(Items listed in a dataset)
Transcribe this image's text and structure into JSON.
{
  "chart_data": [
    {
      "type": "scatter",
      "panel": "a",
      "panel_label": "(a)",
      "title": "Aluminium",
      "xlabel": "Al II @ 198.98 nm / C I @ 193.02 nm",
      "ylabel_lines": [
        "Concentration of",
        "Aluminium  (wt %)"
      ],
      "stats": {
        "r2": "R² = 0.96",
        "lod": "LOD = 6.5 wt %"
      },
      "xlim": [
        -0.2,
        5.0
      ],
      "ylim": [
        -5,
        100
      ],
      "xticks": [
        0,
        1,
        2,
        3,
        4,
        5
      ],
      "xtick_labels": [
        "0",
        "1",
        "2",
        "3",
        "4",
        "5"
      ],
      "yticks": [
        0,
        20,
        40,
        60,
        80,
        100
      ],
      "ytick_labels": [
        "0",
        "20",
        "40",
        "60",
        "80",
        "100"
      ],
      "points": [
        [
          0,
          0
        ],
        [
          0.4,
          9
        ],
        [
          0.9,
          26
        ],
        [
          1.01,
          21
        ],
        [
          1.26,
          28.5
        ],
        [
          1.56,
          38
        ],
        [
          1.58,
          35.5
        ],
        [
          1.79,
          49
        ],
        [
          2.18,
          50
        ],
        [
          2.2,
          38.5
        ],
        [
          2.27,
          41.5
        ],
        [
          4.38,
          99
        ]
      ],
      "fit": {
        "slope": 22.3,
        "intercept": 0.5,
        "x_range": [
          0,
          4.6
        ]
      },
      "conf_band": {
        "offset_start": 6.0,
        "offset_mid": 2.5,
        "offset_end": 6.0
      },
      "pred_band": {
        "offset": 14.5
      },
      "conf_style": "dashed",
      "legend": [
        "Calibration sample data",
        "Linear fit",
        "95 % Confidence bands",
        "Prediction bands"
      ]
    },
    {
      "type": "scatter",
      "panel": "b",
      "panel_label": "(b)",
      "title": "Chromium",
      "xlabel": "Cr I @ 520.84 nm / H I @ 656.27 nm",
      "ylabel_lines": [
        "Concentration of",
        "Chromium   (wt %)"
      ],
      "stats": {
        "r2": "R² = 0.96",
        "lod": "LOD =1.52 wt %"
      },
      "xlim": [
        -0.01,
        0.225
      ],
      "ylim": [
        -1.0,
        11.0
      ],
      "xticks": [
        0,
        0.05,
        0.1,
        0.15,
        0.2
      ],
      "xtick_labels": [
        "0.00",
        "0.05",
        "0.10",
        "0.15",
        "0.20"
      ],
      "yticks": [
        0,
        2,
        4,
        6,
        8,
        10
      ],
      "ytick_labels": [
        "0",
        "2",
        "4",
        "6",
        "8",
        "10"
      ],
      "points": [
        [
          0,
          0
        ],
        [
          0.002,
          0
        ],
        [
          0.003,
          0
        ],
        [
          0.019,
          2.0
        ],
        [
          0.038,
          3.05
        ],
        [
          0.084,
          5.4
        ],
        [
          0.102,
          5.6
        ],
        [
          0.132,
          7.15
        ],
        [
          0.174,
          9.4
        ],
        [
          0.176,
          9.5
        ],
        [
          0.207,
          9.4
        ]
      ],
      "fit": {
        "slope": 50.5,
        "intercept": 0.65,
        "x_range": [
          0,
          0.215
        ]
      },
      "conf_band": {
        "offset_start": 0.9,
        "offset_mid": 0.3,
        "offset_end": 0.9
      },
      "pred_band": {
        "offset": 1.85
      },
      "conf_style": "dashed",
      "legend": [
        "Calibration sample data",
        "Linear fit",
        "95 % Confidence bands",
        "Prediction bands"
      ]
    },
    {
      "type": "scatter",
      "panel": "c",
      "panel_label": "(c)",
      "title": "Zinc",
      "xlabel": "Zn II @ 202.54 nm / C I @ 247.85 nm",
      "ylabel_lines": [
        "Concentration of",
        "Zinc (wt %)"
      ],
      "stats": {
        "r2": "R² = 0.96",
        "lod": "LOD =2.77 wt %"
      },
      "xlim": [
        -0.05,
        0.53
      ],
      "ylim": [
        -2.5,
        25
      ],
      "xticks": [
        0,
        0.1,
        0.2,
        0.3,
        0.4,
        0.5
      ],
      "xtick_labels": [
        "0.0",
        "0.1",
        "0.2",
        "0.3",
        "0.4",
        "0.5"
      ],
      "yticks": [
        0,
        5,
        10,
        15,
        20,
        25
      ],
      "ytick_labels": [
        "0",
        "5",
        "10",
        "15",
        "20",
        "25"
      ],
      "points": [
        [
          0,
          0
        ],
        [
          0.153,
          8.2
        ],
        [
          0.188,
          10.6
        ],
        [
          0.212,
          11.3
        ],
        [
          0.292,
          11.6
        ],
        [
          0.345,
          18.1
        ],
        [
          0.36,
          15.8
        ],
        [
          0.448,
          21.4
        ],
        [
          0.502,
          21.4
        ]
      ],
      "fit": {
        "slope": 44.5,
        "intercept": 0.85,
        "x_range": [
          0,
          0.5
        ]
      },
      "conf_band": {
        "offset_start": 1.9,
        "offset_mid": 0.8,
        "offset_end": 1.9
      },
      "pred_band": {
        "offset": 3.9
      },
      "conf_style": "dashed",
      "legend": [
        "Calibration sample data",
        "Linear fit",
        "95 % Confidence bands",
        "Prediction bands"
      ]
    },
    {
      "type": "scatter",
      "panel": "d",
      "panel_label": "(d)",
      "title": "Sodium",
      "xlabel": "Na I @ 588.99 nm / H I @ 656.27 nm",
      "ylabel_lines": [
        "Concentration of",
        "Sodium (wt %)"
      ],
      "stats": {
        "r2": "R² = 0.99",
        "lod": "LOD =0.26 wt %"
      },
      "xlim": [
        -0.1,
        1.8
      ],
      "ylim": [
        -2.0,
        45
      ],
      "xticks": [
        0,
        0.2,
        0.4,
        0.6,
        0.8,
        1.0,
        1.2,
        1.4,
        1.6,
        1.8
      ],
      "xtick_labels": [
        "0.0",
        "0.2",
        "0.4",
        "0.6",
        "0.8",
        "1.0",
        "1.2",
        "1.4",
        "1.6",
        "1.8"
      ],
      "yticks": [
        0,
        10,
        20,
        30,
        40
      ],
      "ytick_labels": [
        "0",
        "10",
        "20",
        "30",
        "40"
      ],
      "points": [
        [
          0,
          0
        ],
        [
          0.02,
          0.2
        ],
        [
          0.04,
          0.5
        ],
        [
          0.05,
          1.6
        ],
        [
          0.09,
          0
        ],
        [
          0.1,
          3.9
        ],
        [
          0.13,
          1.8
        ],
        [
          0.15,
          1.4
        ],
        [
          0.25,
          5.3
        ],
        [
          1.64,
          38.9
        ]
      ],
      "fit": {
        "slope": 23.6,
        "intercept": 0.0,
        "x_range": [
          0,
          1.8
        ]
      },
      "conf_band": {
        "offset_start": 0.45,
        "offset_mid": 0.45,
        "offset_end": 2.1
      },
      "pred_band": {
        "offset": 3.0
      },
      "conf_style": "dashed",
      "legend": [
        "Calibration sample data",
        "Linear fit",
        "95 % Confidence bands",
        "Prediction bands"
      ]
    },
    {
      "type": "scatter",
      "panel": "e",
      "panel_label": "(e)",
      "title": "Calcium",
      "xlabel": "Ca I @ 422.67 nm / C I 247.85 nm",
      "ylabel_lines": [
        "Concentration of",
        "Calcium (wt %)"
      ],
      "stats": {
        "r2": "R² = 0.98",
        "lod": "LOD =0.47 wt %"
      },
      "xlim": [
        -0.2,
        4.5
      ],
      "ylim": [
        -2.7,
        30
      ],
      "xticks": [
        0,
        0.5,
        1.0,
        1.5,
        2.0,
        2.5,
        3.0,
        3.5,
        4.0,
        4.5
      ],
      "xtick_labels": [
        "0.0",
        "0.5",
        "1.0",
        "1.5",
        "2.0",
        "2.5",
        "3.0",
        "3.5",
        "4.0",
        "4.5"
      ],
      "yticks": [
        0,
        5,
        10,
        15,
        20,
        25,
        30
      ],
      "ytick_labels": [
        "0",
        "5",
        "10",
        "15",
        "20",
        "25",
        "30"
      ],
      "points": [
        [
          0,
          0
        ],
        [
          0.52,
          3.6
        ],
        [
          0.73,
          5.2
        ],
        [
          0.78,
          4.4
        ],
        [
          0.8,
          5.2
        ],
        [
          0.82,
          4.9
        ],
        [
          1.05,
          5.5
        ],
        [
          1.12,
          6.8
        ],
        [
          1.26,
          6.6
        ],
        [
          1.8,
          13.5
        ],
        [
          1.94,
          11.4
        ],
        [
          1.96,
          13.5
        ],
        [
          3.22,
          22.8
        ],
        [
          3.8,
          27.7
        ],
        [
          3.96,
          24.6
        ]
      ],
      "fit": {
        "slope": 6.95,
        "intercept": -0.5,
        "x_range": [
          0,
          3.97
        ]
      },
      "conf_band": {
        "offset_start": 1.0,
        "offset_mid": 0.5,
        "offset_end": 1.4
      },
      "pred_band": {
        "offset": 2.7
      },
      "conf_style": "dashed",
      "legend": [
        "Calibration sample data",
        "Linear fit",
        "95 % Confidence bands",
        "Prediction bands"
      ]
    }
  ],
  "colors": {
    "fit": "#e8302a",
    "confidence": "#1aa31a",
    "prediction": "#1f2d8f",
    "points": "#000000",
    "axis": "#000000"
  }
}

(WORK TO BE COMPLETED): List each line in the listing that contains the string "slope".

(WRITTEN ANSWER):
        "slope": 22.3,
        "slope": 50.5,
        "slope": 44.5,
        "slope": 23.6,
        "slope": 6.95,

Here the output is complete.